* **Task description**
Where the data below has the string "policies", return the whole line.

* **Stored data**
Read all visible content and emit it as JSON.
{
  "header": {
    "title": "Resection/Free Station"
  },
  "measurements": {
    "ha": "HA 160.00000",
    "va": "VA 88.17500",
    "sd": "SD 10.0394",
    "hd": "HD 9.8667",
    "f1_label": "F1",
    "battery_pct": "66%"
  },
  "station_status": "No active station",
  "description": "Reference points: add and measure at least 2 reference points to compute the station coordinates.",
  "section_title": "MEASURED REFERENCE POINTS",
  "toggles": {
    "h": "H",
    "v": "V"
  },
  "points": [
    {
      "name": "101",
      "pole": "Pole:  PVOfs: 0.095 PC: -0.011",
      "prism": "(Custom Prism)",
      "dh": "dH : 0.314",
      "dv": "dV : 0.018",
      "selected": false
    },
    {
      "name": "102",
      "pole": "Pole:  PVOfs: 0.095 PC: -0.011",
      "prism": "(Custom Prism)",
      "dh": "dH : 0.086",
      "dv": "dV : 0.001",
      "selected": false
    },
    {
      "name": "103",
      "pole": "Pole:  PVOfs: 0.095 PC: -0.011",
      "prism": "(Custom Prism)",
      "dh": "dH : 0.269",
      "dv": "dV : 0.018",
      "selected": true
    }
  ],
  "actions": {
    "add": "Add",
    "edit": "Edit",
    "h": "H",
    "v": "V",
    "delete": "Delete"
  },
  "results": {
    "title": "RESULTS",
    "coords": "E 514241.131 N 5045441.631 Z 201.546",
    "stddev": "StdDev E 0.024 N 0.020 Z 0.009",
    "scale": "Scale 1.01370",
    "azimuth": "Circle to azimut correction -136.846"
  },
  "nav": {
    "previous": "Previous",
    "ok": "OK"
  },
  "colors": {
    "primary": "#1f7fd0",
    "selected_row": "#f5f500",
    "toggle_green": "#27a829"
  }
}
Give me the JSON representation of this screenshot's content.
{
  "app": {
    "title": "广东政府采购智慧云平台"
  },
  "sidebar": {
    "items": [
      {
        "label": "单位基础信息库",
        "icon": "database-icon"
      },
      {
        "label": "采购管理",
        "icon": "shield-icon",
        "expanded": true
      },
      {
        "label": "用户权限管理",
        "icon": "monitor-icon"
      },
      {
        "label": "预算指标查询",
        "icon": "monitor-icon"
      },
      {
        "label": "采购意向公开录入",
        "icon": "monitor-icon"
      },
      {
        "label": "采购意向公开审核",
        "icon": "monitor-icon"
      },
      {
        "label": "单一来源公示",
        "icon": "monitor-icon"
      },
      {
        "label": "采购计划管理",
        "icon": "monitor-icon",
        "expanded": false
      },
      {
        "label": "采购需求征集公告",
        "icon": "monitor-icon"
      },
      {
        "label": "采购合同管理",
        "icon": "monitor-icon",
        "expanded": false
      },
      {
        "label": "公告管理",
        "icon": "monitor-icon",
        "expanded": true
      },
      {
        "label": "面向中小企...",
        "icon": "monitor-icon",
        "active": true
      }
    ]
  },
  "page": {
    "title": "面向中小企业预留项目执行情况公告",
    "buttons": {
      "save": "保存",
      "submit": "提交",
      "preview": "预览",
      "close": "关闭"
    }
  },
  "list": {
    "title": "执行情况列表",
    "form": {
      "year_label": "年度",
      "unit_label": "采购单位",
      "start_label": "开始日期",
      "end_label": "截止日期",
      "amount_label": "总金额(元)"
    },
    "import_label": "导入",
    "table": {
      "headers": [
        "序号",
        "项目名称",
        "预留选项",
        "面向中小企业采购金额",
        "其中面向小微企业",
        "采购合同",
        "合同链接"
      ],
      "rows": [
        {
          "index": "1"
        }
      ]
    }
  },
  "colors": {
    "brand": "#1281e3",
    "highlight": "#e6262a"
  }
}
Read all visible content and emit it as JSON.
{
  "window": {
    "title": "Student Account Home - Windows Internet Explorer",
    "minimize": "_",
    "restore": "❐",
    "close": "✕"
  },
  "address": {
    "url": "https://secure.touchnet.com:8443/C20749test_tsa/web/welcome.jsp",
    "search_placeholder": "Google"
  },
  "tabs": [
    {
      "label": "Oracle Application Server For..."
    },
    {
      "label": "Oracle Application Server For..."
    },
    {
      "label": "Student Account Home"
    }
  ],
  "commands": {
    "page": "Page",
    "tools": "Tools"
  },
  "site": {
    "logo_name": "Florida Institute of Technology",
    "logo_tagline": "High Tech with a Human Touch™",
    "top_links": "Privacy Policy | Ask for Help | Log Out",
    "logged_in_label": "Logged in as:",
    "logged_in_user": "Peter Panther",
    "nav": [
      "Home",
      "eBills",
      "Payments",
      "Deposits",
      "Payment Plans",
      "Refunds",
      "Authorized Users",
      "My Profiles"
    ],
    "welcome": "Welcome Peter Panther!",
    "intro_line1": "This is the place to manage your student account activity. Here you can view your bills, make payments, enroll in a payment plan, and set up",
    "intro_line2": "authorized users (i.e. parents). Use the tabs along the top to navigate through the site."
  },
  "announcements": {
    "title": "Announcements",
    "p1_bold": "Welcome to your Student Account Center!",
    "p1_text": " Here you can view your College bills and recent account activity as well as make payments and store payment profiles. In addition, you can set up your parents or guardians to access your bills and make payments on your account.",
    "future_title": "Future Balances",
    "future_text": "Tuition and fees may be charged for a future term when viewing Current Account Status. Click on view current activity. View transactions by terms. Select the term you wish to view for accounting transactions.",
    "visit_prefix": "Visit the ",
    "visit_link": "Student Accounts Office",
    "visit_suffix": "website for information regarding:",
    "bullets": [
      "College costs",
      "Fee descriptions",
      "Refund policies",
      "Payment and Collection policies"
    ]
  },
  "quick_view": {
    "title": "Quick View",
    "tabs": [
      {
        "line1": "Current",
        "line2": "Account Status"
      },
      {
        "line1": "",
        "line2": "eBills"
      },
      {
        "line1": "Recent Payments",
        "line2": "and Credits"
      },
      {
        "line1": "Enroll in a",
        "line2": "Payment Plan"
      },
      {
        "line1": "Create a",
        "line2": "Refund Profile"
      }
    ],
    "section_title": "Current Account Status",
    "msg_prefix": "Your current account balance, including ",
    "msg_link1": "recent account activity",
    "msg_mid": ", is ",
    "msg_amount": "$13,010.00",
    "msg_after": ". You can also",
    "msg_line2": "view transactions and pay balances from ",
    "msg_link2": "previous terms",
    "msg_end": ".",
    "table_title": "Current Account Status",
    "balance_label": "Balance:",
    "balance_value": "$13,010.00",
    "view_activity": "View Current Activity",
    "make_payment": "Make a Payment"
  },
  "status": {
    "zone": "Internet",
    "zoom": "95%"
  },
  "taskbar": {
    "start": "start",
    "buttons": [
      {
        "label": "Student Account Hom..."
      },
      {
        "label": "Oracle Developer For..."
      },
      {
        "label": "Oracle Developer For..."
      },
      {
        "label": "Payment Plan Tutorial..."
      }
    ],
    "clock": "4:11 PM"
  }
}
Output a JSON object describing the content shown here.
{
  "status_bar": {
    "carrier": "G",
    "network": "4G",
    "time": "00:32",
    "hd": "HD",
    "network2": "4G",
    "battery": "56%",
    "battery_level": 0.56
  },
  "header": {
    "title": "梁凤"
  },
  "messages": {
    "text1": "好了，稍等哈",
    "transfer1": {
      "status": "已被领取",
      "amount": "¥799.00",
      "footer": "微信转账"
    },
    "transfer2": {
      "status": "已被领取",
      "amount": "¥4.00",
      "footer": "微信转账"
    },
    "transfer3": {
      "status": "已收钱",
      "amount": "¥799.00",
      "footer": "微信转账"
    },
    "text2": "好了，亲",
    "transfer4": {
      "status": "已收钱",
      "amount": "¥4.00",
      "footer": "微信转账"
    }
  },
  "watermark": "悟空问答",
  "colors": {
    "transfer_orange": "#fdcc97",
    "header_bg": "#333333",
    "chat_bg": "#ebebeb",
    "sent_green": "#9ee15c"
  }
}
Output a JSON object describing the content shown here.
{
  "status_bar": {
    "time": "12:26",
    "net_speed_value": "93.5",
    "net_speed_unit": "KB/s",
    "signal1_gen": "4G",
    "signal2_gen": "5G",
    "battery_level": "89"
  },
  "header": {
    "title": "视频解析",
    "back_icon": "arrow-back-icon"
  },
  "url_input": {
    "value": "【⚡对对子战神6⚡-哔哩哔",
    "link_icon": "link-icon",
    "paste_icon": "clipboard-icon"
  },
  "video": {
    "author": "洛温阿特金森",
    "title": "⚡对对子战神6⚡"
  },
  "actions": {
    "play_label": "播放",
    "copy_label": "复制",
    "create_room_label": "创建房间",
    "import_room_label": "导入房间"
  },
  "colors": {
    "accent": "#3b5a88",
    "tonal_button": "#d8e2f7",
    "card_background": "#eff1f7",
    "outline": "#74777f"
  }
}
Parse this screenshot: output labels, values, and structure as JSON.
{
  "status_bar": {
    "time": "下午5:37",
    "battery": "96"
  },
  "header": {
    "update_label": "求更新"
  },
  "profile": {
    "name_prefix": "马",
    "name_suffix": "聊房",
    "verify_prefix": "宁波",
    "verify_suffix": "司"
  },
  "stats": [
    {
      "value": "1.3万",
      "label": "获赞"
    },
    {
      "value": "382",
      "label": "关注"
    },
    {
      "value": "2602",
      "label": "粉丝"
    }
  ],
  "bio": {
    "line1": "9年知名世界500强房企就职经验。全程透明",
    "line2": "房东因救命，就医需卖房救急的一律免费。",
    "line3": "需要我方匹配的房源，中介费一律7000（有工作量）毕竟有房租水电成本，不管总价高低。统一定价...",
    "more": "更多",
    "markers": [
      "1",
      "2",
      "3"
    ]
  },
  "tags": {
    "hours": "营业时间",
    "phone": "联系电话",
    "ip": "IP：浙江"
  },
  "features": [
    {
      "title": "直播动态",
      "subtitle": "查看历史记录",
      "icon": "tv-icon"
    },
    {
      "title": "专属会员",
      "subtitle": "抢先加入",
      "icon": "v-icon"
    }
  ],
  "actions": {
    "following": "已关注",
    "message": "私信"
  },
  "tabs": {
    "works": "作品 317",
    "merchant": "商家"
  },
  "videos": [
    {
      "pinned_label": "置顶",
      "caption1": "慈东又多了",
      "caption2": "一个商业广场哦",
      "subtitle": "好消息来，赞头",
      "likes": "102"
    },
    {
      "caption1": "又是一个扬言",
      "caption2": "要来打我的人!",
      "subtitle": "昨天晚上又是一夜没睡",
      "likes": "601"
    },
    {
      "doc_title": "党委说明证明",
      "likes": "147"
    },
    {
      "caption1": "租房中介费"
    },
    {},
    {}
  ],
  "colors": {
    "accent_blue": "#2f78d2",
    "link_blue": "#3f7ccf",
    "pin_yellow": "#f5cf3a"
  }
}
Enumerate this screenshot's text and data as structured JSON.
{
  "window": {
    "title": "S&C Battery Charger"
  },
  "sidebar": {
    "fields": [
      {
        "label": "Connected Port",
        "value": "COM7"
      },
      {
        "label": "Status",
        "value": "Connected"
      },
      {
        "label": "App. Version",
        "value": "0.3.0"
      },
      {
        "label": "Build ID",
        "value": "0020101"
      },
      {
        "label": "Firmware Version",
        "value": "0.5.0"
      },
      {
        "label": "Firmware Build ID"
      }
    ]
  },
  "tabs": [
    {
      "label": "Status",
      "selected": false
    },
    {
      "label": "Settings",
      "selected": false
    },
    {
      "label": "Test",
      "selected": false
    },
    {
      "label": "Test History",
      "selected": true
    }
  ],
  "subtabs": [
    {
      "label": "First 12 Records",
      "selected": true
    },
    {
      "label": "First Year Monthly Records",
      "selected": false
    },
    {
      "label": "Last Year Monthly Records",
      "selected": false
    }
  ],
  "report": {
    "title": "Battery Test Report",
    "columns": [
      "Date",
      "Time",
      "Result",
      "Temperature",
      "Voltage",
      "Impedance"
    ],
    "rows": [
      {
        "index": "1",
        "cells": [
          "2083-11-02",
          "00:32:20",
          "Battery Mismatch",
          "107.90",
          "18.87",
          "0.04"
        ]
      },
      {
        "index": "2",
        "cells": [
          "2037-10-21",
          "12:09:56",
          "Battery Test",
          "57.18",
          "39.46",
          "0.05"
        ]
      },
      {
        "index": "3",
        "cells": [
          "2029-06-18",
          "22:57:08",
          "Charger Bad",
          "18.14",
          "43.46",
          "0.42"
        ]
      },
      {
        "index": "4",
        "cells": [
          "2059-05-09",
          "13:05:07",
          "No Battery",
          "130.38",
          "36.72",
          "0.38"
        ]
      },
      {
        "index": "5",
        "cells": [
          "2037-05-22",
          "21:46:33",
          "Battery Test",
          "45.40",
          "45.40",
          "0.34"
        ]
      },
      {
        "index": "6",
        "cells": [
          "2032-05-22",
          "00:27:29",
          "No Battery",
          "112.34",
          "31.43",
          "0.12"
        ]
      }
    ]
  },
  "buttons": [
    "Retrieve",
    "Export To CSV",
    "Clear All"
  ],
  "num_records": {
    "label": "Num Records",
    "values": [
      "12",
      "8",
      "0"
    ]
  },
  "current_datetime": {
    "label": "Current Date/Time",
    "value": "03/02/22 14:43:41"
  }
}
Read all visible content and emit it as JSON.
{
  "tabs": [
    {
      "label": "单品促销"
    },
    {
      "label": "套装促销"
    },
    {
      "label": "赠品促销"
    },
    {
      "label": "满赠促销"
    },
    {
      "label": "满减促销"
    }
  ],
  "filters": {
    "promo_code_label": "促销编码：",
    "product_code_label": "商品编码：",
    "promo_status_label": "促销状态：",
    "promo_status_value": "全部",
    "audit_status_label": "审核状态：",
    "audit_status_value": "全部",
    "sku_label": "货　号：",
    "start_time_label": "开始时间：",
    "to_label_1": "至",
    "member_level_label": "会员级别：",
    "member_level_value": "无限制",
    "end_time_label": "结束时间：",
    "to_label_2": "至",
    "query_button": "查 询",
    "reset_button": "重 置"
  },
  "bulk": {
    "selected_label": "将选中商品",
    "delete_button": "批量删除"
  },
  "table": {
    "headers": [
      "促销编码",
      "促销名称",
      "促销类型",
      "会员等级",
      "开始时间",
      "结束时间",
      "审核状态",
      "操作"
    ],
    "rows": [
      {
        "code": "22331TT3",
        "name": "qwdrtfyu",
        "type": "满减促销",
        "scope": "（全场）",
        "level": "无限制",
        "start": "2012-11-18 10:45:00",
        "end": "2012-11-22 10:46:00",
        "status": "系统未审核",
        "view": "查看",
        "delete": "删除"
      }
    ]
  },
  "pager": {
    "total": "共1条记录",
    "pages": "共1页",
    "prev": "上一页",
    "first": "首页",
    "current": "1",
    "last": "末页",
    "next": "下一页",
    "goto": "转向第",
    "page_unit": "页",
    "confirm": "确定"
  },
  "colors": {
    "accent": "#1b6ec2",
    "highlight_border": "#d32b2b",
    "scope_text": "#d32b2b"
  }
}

* **Completed task**
      "Refund policies",
      "Payment and Collection policies"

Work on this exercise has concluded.